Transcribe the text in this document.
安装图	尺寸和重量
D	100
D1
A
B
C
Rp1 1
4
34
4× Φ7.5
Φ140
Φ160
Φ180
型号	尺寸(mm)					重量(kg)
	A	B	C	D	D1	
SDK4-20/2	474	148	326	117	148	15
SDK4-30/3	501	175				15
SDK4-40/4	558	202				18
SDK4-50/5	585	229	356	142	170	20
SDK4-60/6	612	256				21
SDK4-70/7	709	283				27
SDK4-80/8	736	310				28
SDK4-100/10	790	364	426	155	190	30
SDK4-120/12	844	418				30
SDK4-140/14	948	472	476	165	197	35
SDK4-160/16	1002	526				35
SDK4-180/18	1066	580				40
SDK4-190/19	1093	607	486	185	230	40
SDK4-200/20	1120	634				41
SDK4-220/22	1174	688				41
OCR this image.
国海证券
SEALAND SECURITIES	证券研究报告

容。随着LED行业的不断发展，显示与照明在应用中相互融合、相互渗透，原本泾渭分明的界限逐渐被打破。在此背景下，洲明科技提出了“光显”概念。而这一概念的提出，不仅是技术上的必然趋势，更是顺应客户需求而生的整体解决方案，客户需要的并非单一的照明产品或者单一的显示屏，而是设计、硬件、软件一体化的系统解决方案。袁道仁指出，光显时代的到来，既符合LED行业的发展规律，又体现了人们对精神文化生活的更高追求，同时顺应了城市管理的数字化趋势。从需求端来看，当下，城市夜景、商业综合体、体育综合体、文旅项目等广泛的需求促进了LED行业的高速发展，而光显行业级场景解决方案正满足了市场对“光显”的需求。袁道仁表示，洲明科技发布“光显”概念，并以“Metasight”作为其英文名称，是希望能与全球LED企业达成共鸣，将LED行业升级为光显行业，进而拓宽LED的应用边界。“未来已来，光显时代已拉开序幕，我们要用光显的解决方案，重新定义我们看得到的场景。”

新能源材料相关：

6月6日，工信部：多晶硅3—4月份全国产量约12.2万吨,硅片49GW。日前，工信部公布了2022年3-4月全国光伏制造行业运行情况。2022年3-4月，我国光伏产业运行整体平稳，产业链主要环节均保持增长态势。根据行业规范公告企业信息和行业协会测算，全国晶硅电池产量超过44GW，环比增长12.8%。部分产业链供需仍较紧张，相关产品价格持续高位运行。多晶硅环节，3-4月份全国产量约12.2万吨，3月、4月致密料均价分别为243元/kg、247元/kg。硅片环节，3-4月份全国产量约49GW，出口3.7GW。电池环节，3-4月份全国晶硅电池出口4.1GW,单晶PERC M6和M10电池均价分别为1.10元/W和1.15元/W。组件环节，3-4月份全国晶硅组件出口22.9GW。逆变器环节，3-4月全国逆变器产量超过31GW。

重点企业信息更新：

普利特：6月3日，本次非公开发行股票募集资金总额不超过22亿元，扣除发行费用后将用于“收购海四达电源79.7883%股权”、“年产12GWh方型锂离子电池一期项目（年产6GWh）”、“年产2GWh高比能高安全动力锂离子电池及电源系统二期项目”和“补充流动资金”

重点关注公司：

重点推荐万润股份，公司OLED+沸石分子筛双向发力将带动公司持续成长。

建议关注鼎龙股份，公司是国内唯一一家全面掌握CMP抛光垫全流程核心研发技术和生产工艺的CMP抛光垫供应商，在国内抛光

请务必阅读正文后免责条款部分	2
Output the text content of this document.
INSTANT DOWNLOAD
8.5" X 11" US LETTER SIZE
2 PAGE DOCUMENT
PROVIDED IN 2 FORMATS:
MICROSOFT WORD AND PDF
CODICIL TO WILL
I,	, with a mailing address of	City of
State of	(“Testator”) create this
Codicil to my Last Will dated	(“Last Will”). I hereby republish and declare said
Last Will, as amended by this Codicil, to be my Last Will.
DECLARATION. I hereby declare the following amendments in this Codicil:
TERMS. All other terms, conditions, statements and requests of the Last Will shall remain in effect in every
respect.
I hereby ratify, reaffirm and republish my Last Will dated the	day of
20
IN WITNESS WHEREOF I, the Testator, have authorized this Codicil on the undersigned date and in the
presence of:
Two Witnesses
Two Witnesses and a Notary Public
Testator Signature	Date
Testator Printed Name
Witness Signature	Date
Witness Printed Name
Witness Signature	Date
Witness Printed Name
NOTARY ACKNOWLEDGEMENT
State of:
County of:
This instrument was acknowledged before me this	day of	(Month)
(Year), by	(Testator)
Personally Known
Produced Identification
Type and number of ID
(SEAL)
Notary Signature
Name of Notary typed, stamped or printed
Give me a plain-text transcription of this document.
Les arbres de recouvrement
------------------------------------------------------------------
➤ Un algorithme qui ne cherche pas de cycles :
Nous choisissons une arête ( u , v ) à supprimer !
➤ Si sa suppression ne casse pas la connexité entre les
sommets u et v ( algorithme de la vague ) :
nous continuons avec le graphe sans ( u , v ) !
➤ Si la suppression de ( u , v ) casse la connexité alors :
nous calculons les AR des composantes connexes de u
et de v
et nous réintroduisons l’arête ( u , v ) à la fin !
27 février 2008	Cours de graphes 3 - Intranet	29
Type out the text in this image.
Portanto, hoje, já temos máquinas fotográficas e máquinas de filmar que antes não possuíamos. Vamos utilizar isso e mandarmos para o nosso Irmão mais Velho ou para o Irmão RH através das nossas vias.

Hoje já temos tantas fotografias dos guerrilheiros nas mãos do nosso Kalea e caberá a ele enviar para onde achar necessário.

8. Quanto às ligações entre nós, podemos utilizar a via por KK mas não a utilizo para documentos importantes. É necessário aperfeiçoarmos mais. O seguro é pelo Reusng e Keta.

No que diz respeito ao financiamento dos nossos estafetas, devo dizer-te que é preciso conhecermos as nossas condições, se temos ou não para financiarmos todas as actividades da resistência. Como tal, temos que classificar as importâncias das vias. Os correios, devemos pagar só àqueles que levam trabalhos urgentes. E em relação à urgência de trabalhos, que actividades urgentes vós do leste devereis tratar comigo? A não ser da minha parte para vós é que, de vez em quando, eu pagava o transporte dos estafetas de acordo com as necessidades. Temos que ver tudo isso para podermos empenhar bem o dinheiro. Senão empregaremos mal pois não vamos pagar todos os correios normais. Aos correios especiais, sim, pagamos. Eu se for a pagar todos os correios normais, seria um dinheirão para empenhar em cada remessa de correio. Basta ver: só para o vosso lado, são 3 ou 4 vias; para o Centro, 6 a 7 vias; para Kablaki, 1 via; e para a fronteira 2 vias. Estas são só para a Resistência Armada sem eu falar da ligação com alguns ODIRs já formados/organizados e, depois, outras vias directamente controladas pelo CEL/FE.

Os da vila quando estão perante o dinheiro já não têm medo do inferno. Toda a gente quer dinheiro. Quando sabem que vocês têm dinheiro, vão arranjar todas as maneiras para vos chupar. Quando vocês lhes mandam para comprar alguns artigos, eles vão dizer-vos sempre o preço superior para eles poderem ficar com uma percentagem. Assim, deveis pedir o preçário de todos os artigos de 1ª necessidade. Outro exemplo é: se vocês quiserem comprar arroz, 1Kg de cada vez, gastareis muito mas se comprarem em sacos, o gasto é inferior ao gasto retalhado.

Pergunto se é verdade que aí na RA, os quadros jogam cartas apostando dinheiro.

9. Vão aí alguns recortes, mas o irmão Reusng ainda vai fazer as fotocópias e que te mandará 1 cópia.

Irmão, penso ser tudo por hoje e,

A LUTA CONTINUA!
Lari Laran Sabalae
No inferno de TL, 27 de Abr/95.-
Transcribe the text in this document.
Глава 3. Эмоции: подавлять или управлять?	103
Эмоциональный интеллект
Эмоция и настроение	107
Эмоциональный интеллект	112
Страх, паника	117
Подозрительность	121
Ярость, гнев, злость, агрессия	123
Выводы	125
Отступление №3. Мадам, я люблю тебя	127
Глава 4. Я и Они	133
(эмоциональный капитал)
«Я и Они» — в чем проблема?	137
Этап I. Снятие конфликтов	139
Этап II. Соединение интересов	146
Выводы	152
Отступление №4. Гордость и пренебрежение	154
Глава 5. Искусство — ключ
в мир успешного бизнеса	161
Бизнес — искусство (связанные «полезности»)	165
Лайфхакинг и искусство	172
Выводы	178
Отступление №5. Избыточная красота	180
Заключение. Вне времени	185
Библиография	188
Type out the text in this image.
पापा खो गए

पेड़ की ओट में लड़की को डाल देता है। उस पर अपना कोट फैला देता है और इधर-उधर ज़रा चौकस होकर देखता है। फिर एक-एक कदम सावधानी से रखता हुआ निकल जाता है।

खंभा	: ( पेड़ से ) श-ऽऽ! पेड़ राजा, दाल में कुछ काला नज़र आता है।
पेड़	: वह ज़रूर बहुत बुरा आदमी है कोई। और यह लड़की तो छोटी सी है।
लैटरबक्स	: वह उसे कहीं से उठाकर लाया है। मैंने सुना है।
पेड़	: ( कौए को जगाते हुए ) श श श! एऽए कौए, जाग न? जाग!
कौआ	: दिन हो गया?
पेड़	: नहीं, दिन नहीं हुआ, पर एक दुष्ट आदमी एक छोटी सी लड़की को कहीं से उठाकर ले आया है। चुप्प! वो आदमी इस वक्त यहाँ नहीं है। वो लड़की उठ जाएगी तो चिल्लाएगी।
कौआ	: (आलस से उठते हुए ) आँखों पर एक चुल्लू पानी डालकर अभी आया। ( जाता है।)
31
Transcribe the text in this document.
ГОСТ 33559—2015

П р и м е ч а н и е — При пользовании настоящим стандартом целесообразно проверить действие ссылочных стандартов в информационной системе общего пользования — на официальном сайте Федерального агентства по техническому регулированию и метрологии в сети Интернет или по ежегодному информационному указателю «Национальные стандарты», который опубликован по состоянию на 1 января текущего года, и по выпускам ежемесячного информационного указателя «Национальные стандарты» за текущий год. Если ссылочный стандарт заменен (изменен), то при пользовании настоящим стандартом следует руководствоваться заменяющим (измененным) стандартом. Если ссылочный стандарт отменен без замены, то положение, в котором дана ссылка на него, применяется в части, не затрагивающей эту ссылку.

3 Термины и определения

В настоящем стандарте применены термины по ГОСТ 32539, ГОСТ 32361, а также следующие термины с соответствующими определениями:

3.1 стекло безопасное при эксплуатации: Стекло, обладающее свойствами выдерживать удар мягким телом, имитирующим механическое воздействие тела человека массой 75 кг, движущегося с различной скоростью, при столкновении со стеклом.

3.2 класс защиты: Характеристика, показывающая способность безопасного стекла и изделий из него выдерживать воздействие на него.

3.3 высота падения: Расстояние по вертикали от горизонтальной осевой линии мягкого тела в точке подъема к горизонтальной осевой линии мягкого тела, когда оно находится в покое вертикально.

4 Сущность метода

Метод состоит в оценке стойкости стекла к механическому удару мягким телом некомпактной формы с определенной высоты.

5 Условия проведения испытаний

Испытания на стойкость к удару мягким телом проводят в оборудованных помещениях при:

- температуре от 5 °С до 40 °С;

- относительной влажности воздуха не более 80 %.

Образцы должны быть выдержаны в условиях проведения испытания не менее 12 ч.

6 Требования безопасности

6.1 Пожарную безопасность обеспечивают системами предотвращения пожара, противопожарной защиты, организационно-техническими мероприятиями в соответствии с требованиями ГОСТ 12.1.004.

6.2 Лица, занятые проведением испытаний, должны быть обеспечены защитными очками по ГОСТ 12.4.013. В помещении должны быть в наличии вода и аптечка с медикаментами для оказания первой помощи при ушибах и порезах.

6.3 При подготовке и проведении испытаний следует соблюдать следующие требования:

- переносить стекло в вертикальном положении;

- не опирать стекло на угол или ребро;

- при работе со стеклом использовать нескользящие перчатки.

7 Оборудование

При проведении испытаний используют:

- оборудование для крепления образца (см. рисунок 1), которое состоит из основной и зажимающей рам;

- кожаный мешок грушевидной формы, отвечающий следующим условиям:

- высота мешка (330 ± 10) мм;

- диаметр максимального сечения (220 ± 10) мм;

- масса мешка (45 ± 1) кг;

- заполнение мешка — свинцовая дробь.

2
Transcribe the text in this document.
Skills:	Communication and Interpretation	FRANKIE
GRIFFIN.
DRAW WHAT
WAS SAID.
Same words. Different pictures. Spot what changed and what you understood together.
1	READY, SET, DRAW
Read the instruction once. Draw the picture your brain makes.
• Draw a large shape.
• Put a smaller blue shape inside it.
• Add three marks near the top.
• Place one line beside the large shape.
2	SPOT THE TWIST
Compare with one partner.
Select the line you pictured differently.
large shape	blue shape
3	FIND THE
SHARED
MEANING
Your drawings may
◇ ◇ ◇ ◇ ◇ ◇ ◇
Stated problem: In the records above, locate every line with the string "мягким" and copy it.

Answer to this problem:
3.1 стекло безопасное при эксплуатации: Стекло, обладающее свойствами выдерживать удар мягким телом, имитирующим механическое воздействие тела человека массой 75 кг, движущегося с различной скоростью, при столкновении со стеклом.
Метод состоит в оценке стойкости стекла к механическому удару мягким телом некомпактной формы с определенной высоты.
Испытания на стойкость к удару мягким телом проводят в оборудованных помещениях при:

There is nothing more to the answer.